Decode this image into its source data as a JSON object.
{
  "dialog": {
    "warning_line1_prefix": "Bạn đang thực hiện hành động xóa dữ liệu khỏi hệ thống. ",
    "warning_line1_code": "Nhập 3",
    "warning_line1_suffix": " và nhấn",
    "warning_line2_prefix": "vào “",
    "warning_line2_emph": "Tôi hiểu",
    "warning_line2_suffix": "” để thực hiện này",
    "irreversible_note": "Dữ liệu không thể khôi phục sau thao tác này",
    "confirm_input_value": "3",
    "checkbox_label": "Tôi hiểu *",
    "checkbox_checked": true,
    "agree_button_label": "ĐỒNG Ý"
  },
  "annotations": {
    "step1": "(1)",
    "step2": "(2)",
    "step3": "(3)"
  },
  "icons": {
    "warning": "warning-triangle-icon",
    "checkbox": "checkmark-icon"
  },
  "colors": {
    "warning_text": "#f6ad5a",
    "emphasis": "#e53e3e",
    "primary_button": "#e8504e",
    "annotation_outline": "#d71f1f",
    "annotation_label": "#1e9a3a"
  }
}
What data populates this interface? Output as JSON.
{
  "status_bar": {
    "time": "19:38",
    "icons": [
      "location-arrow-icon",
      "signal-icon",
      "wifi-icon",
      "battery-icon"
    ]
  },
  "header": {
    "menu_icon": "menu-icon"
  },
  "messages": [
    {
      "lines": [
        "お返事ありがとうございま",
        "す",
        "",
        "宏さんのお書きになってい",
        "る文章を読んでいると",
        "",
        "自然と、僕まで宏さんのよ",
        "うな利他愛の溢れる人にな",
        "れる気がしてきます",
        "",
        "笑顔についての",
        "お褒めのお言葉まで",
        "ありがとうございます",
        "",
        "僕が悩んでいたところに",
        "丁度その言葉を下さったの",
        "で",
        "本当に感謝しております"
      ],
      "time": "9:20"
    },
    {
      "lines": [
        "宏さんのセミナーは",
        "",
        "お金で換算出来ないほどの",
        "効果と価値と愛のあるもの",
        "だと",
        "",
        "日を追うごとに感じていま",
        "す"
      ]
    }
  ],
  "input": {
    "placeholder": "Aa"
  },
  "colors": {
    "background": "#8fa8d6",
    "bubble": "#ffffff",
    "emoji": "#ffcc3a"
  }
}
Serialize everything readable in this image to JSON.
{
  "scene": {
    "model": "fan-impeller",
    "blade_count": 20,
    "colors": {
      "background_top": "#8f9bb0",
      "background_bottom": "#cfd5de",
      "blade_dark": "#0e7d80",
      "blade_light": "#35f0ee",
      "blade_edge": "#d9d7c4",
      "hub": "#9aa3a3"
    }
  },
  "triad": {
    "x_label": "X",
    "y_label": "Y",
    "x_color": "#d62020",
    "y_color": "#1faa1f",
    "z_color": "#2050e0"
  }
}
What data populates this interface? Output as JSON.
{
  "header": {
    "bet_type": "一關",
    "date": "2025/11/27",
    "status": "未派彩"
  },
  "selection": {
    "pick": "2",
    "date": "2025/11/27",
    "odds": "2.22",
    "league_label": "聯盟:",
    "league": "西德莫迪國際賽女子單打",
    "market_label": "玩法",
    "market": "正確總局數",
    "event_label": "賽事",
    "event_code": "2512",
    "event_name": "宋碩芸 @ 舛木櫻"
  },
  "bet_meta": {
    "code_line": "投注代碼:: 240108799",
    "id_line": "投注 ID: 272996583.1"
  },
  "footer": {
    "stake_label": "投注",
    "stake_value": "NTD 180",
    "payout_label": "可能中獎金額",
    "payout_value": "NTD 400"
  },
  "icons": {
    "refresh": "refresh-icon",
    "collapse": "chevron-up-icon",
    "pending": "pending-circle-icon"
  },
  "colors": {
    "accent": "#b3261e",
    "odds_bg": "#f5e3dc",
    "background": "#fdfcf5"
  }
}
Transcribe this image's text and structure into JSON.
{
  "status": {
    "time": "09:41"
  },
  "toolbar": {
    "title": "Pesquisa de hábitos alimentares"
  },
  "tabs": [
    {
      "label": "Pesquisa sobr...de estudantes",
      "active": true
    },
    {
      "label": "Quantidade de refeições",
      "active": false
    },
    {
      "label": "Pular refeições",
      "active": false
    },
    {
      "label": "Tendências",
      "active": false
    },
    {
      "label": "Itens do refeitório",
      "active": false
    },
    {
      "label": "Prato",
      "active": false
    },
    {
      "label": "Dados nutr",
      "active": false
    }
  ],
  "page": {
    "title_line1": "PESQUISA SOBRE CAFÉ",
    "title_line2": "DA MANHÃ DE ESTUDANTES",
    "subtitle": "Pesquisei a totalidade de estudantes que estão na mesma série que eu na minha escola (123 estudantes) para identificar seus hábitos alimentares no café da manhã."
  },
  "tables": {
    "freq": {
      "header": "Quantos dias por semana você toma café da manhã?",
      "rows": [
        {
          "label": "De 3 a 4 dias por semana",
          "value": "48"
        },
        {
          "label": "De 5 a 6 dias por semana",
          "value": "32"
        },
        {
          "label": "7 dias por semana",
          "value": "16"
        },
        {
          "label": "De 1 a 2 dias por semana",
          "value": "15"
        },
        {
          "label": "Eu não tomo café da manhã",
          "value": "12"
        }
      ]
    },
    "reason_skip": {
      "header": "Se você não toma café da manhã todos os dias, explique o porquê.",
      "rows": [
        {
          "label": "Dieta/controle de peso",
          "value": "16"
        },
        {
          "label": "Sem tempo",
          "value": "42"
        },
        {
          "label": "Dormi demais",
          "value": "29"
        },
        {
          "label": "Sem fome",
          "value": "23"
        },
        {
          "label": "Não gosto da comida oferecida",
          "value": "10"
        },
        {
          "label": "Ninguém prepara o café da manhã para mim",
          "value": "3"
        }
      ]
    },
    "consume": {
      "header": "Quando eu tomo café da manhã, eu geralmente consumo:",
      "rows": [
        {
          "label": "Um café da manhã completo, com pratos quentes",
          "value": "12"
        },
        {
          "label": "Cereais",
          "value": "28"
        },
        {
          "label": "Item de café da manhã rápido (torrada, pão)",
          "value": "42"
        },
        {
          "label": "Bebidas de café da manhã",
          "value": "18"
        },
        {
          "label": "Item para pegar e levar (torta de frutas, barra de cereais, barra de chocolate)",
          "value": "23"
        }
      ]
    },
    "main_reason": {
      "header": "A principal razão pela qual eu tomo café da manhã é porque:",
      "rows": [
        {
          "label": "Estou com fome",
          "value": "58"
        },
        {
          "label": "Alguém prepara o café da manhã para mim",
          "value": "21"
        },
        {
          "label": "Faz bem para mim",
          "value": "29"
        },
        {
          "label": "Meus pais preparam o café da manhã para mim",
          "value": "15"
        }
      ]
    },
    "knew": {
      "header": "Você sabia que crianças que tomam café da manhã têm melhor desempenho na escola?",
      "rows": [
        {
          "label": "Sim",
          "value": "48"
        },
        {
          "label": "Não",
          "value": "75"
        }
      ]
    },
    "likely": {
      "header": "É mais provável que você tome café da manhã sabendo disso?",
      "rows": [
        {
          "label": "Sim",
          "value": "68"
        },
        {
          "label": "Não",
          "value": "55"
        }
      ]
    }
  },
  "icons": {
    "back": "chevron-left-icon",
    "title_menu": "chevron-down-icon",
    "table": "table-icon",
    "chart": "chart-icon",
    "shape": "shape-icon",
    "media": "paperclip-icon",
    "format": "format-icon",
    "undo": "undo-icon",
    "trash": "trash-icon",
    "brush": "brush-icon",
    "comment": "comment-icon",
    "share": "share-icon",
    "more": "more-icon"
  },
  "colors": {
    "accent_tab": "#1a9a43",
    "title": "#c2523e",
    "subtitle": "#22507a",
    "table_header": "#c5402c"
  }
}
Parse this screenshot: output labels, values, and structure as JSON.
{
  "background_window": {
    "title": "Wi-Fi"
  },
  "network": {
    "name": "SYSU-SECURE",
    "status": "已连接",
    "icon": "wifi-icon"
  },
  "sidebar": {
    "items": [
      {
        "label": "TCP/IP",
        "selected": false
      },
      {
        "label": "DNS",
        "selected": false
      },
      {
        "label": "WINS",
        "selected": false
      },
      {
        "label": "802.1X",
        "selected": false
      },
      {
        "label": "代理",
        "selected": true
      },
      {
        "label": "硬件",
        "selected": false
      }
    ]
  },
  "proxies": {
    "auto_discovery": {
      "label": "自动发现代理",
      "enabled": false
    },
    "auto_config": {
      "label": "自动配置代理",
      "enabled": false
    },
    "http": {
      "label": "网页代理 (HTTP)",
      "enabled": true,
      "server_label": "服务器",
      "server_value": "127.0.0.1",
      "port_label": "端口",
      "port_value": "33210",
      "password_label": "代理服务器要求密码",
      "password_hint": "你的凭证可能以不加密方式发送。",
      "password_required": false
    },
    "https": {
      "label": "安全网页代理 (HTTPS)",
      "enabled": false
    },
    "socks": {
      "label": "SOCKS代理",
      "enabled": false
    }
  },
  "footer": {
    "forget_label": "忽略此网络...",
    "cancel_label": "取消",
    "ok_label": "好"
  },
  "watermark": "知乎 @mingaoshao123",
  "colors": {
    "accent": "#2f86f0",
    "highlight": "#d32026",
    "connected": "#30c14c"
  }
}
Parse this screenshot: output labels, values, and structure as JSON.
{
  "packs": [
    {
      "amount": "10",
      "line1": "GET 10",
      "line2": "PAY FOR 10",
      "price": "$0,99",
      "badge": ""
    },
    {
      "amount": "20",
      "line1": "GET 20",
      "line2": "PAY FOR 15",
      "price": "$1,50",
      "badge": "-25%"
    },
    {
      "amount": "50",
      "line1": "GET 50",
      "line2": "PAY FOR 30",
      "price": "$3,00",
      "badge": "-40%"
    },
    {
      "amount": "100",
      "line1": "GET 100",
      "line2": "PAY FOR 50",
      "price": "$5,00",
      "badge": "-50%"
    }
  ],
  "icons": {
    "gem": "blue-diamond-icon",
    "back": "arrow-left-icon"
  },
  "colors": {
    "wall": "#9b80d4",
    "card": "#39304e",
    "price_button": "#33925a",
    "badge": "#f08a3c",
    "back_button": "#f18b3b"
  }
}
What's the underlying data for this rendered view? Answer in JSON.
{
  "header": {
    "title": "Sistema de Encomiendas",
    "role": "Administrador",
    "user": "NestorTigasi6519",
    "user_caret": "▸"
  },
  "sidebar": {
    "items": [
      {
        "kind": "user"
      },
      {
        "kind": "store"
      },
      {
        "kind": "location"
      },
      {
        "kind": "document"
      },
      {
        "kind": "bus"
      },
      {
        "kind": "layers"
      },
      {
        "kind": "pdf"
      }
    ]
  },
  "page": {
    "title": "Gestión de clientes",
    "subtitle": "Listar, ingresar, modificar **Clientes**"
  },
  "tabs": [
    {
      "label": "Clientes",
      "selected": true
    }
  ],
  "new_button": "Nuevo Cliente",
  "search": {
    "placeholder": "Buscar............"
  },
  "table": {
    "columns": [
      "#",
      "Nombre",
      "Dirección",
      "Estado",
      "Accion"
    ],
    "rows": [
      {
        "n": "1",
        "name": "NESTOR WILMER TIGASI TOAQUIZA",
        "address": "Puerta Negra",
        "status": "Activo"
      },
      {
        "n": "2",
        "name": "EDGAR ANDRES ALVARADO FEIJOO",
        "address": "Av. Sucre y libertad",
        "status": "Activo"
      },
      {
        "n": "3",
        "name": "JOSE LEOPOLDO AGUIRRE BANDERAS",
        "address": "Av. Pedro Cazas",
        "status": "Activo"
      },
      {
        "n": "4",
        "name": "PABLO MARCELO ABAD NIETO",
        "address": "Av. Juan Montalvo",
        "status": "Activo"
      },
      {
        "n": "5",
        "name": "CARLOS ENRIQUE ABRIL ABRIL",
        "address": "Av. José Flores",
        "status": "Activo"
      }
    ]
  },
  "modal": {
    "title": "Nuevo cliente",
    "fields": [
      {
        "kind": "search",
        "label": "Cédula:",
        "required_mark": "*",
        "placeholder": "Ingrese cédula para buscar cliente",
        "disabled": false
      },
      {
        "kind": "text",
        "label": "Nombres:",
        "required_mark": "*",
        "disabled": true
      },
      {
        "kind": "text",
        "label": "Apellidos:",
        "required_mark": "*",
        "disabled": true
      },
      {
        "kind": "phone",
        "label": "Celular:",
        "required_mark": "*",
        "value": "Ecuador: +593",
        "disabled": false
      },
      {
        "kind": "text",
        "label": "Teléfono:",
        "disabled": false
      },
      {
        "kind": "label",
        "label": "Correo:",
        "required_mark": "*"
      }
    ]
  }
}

# # #

Your answer should be a single number: the count of lines containing the word "left".

2